What the task asks = Go to the line containing "Convert this screenshot" below; retype it and all following lines exactly, and leave out the pictures.

─── Material to process ───

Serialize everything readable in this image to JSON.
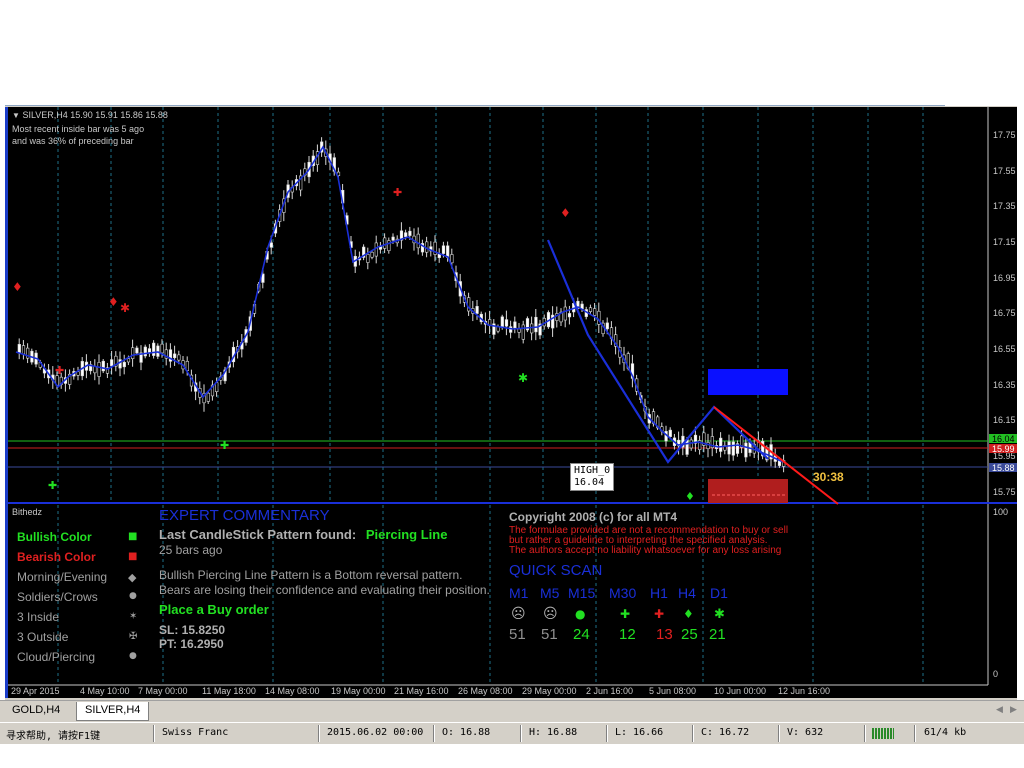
{
  "window": {
    "symbol_title": "SILVER,H4  15.90 15.91 15.86 15.88",
    "inside_bar_line1": "Most recent inside bar was 5 ago",
    "inside_bar_line2": "and was 36% of preceding bar"
  },
  "price_axis": [
    "17.75",
    "17.55",
    "17.35",
    "17.15",
    "16.95",
    "16.75",
    "16.55",
    "16.35",
    "16.15",
    "15.95",
    "15.75"
  ],
  "price_tags": {
    "green": "16.04",
    "red": "15.99",
    "blue": "15.88"
  },
  "indicator_axis": {
    "top": "100",
    "bottom": "0"
  },
  "time_axis": [
    "29 Apr 2015",
    "4 May 10:00",
    "7 May 00:00",
    "11 May 18:00",
    "14 May 08:00",
    "19 May 00:00",
    "21 May 16:00",
    "26 May 08:00",
    "29 May 00:00",
    "2 Jun 16:00",
    "5 Jun 08:00",
    "10 Jun 00:00",
    "12 Jun 16:00"
  ],
  "timer": "30:38",
  "high_label": {
    "name": "HIGH_0",
    "value": "16.04"
  },
  "indicator": {
    "name": "Bithedz",
    "legend": [
      {
        "label": "Bullish Color",
        "color": "#22e022",
        "marker": "■"
      },
      {
        "label": "Bearish Color",
        "color": "#e02020",
        "marker": "■"
      },
      {
        "label": "Morning/Evening",
        "color": "#a0a0a0",
        "marker": "◆"
      },
      {
        "label": "Soldiers/Crows",
        "color": "#a0a0a0",
        "marker": "●"
      },
      {
        "label": "3 Inside",
        "color": "#a0a0a0",
        "marker": "✶"
      },
      {
        "label": "3 Outside",
        "color": "#a0a0a0",
        "marker": "✠"
      },
      {
        "label": "Cloud/Piercing",
        "color": "#a0a0a0",
        "marker": "●"
      }
    ]
  },
  "commentary": {
    "heading": "EXPERT COMMENTARY",
    "last_pattern_prefix": "Last CandleStick Pattern found:",
    "last_pattern_name": "Piercing Line",
    "bars_ago": "25 bars ago",
    "desc1": "Bullish Piercing Line Pattern is a Bottom reversal pattern.",
    "desc2": "Bears are losing their confidence and evaluating their position.",
    "action": "Place a Buy order",
    "sl": "SL: 15.8250",
    "pt": "PT: 16.2950"
  },
  "copyright": {
    "title": "Copyright 2008 (c) for all MT4",
    "line1": "The formulae provided are not a recommendation to buy or sell",
    "line2": "but rather a guideline to interpreting the specified analysis.",
    "line3": "The authors accept no liability whatsoever for any loss arising"
  },
  "quick_scan": {
    "title": "QUICK SCAN",
    "columns": [
      {
        "tf": "M1",
        "icon": "☹",
        "icon_color": "#b0b0b0",
        "count": "51",
        "count_color": "#909090"
      },
      {
        "tf": "M5",
        "icon": "☹",
        "icon_color": "#b0b0b0",
        "count": "51",
        "count_color": "#909090"
      },
      {
        "tf": "M15",
        "icon": "●",
        "icon_color": "#22e022",
        "count": "24",
        "count_color": "#22e022"
      },
      {
        "tf": "M30",
        "icon": "✚",
        "icon_color": "#22e022",
        "count": "12",
        "count_color": "#22e022"
      },
      {
        "tf": "H1",
        "icon": "✚",
        "icon_color": "#e02020",
        "count": "13",
        "count_color": "#e02020"
      },
      {
        "tf": "H4",
        "icon": "♦",
        "icon_color": "#22e022",
        "count": "25",
        "count_color": "#22e022"
      },
      {
        "tf": "D1",
        "icon": "✱",
        "icon_color": "#22e022",
        "count": "21",
        "count_color": "#22e022"
      }
    ]
  },
  "tabs": [
    {
      "label": "GOLD,H4"
    },
    {
      "label": "SILVER,H4"
    }
  ],
  "status": {
    "help": "寻求帮助, 请按F1键",
    "profile": "Swiss Franc",
    "datetime": "2015.06.02 00:00",
    "open": "O: 16.88",
    "high": "H: 16.88",
    "low": "L: 16.66",
    "close": "C: 16.72",
    "volume": "V: 632",
    "traffic": "61/4 kb"
  },
  "colors": {
    "bull": "#22e022",
    "bear": "#e02020",
    "accent_blue": "#1a2fd8",
    "grid": "#1e6f87"
  }
}
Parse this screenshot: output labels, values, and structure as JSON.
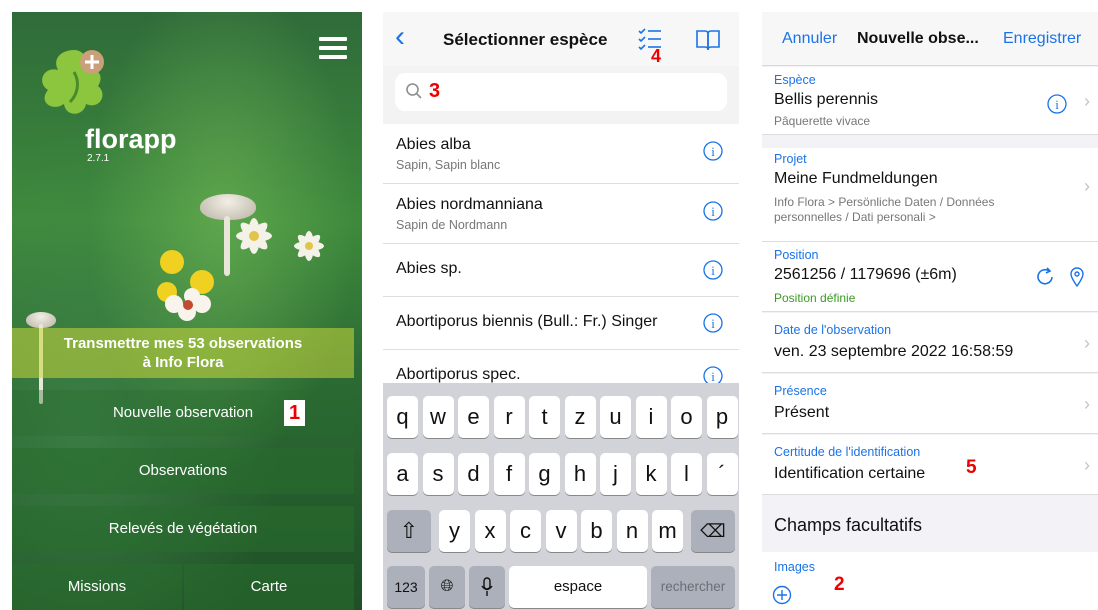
{
  "home": {
    "brand": "florapp",
    "version": "2.7.1",
    "banner_line1": "Transmettre mes 53 observations",
    "banner_line2": "à Info Flora",
    "new_observation": "Nouvelle observation",
    "observations": "Observations",
    "releves": "Relevés de végétation",
    "missions": "Missions",
    "carte": "Carte",
    "badge": "1"
  },
  "species": {
    "title": "Sélectionner espèce",
    "search_placeholder": "",
    "badge_search": "3",
    "badge_list": "4",
    "items": [
      {
        "name": "Abies alba",
        "sub": "Sapin, Sapin blanc"
      },
      {
        "name": "Abies nordmanniana",
        "sub": "Sapin de Nordmann"
      },
      {
        "name": "Abies sp.",
        "sub": ""
      },
      {
        "name": "Abortiporus biennis (Bull.: Fr.) Singer",
        "sub": ""
      },
      {
        "name": "Abortiporus spec.",
        "sub": ""
      }
    ],
    "keyboard": {
      "row1": [
        "q",
        "w",
        "e",
        "r",
        "t",
        "z",
        "u",
        "i",
        "o",
        "p"
      ],
      "row2": [
        "a",
        "s",
        "d",
        "f",
        "g",
        "h",
        "j",
        "k",
        "l",
        "´"
      ],
      "row3": [
        "y",
        "x",
        "c",
        "v",
        "b",
        "n",
        "m"
      ],
      "numbers": "123",
      "space": "espace",
      "search": "rechercher"
    }
  },
  "observation": {
    "cancel": "Annuler",
    "title": "Nouvelle obse...",
    "save": "Enregistrer",
    "espece_label": "Espèce",
    "espece_value": "Bellis perennis",
    "espece_sub": "Pâquerette vivace",
    "projet_label": "Projet",
    "projet_value": "Meine Fundmeldungen",
    "projet_sub1": "Info Flora > Persönliche Daten / Données",
    "projet_sub2": "personnelles / Dati personali >",
    "position_label": "Position",
    "position_value": "2561256 / 1179696 (±6m)",
    "position_status": "Position définie",
    "date_label": "Date de l'observation",
    "date_value": "ven. 23 septembre 2022 16:58:59",
    "presence_label": "Présence",
    "presence_value": "Présent",
    "certitude_label": "Certitude de l'identification",
    "certitude_value": "Identification certaine",
    "badge_certitude": "5",
    "section_optional": "Champs facultatifs",
    "images_label": "Images",
    "badge_images": "2"
  },
  "colors": {
    "accent": "#1a73e8",
    "badge": "#e00000",
    "green_status": "#3c9a23"
  }
}
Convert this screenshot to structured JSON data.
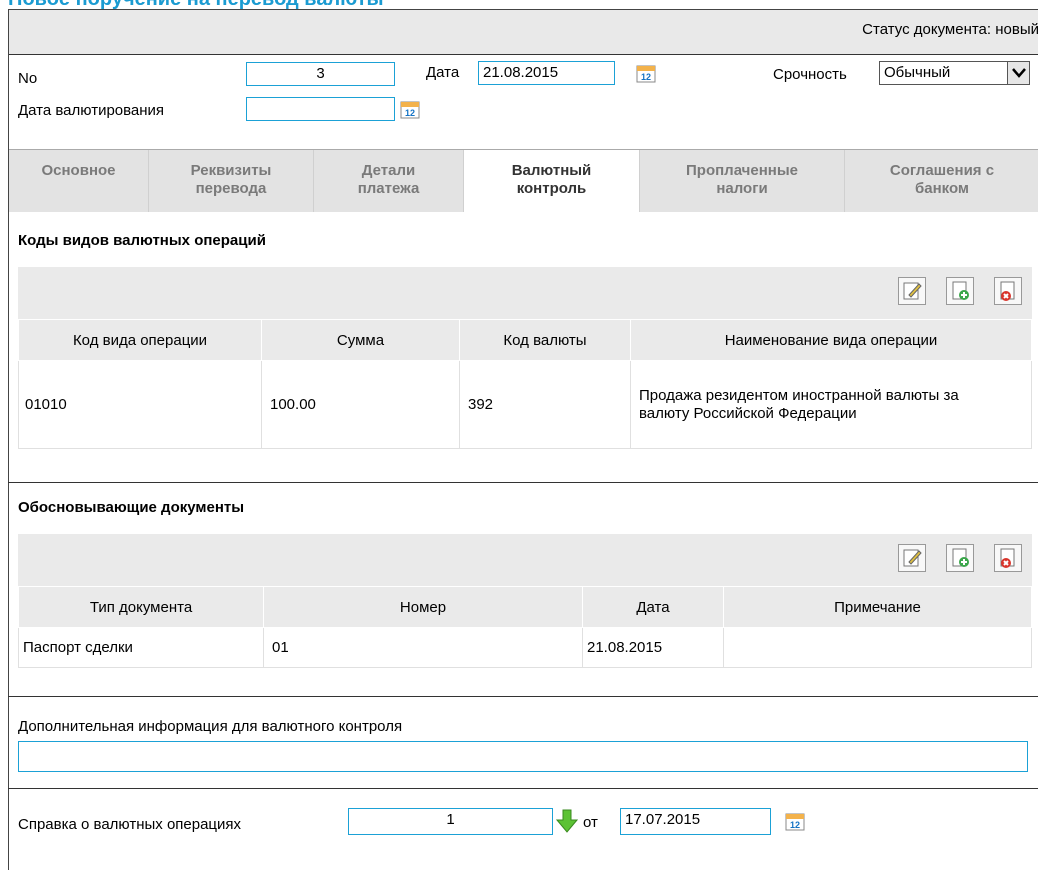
{
  "page_title": "Новое поручение на перевод валюты",
  "status": "Статус документа: новый",
  "header": {
    "no_label": "No",
    "no_value": "3",
    "date_label": "Дата",
    "date_value": "21.08.2015",
    "urgency_label": "Срочность",
    "urgency_value": "Обычный",
    "value_date_label": "Дата валютирования",
    "value_date_value": ""
  },
  "tabs": [
    {
      "label": "Основное"
    },
    {
      "label": "Реквизиты перевода"
    },
    {
      "label": "Детали платежа"
    },
    {
      "label": "Валютный контроль"
    },
    {
      "label": "Проплаченные налоги"
    },
    {
      "label": "Соглашения с банком"
    }
  ],
  "operations": {
    "title": "Коды видов валютных операций",
    "columns": [
      "Код вида операции",
      "Сумма",
      "Код валюты",
      "Наименование вида операции"
    ],
    "rows": [
      {
        "code": "01010",
        "sum": "100.00",
        "currency": "392",
        "name": "Продажа резидентом иностранной валюты за валюту Российской Федерации"
      }
    ]
  },
  "documents": {
    "title": "Обосновывающие документы",
    "columns": [
      "Тип документа",
      "Номер",
      "Дата",
      "Примечание"
    ],
    "rows": [
      {
        "type": "Паспорт сделки",
        "number": "01",
        "date": "21.08.2015",
        "note": ""
      }
    ]
  },
  "additional_info": {
    "label": "Дополнительная информация для валютного контроля",
    "value": ""
  },
  "certificate": {
    "label": "Справка о валютных операциях",
    "value": "1",
    "from_label": "от",
    "date": "17.07.2015"
  },
  "colors": {
    "accent": "#1b9bd1",
    "input_border": "#1ba1d6"
  },
  "icons": {
    "calendar": "calendar-icon",
    "edit": "edit-icon",
    "add": "add-icon",
    "delete": "delete-icon",
    "arrow": "down-arrow-icon"
  }
}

───

Output below =
Convert this screenshot to structured JSON data.
{
  "page_title": "Новое поручение на перевод валюты",
  "status": "Статус документа: новый",
  "header": {
    "no_label": "No",
    "no_value": "3",
    "date_label": "Дата",
    "date_value": "21.08.2015",
    "urgency_label": "Срочность",
    "urgency_value": "Обычный",
    "value_date_label": "Дата валютирования",
    "value_date_value": ""
  },
  "tabs": [
    {
      "label": "Основное"
    },
    {
      "label": "Реквизиты перевода"
    },
    {
      "label": "Детали платежа"
    },
    {
      "label": "Валютный контроль"
    },
    {
      "label": "Проплаченные налоги"
    },
    {
      "label": "Соглашения с банком"
    }
  ],
  "operations": {
    "title": "Коды видов валютных операций",
    "columns": [
      "Код вида операции",
      "Сумма",
      "Код валюты",
      "Наименование вида операции"
    ],
    "rows": [
      {
        "code": "01010",
        "sum": "100.00",
        "currency": "392",
        "name": "Продажа резидентом иностранной валюты за валюту Российской Федерации"
      }
    ]
  },
  "documents": {
    "title": "Обосновывающие документы",
    "columns": [
      "Тип документа",
      "Номер",
      "Дата",
      "Примечание"
    ],
    "rows": [
      {
        "type": "Паспорт сделки",
        "number": "01",
        "date": "21.08.2015",
        "note": ""
      }
    ]
  },
  "additional_info": {
    "label": "Дополнительная информация для валютного контроля",
    "value": ""
  },
  "certificate": {
    "label": "Справка о валютных операциях",
    "value": "1",
    "from_label": "от",
    "date": "17.07.2015"
  },
  "colors": {
    "accent": "#1b9bd1",
    "input_border": "#1ba1d6"
  },
  "icons": {
    "calendar": "calendar-icon",
    "edit": "edit-icon",
    "add": "add-icon",
    "delete": "delete-icon",
    "arrow": "down-arrow-icon"
  }
}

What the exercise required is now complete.